Supplied data:
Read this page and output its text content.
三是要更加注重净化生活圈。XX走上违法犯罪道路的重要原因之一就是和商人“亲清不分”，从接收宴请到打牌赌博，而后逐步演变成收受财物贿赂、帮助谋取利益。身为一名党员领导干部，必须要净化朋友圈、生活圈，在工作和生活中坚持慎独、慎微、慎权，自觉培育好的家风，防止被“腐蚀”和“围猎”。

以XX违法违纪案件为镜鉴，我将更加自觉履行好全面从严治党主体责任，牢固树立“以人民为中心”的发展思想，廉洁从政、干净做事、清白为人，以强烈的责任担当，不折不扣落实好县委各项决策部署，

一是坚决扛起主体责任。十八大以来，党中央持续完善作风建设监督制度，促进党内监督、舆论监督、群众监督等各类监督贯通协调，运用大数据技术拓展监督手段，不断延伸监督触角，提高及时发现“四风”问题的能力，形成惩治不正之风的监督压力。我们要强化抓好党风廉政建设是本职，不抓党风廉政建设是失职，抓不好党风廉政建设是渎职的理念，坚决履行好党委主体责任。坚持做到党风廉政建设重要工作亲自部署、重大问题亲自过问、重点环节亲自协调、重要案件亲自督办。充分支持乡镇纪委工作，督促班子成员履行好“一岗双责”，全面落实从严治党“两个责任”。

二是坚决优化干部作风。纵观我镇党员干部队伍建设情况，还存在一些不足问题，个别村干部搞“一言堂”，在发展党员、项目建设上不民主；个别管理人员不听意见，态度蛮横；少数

Work to complete:
Go through the records and print each one exactly.

Task solution:
Read this page and output its text content.
三是要更加注重净化生活圈。XX走上违法犯罪道路的重要原因之一就是和商人“亲清不分”，从接收宴请到打牌赌博，而后逐步演变成收受财物贿赂、帮助谋取利益。身为一名党员领导干部，必须要净化朋友圈、生活圈，在工作和生活中坚持慎独、慎微、慎权，自觉培育好的家风，防止被“腐蚀”和“围猎”。

以XX违法违纪案件为镜鉴，我将更加自觉履行好全面从严治党主体责任，牢固树立“以人民为中心”的发展思想，廉洁从政、干净做事、清白为人，以强烈的责任担当，不折不扣落实好县委各项决策部署，

一是坚决扛起主体责任。十八大以来，党中央持续完善作风建设监督制度，促进党内监督、舆论监督、群众监督等各类监督贯通协调，运用大数据技术拓展监督手段，不断延伸监督触角，提高及时发现“四风”问题的能力，形成惩治不正之风的监督压力。我们要强化抓好党风廉政建设是本职，不抓党风廉政建设是失职，抓不好党风廉政建设是渎职的理念，坚决履行好党委主体责任。坚持做到党风廉政建设重要工作亲自部署、重大问题亲自过问、重点环节亲自协调、重要案件亲自督办。充分支持乡镇纪委工作，督促班子成员履行好“一岗双责”，全面落实从严治党“两个责任”。

二是坚决优化干部作风。纵观我镇党员干部队伍建设情况，还存在一些不足问题，个别村干部搞“一言堂”，在发展党员、项目建设上不民主；个别管理人员不听意见，态度蛮横；少数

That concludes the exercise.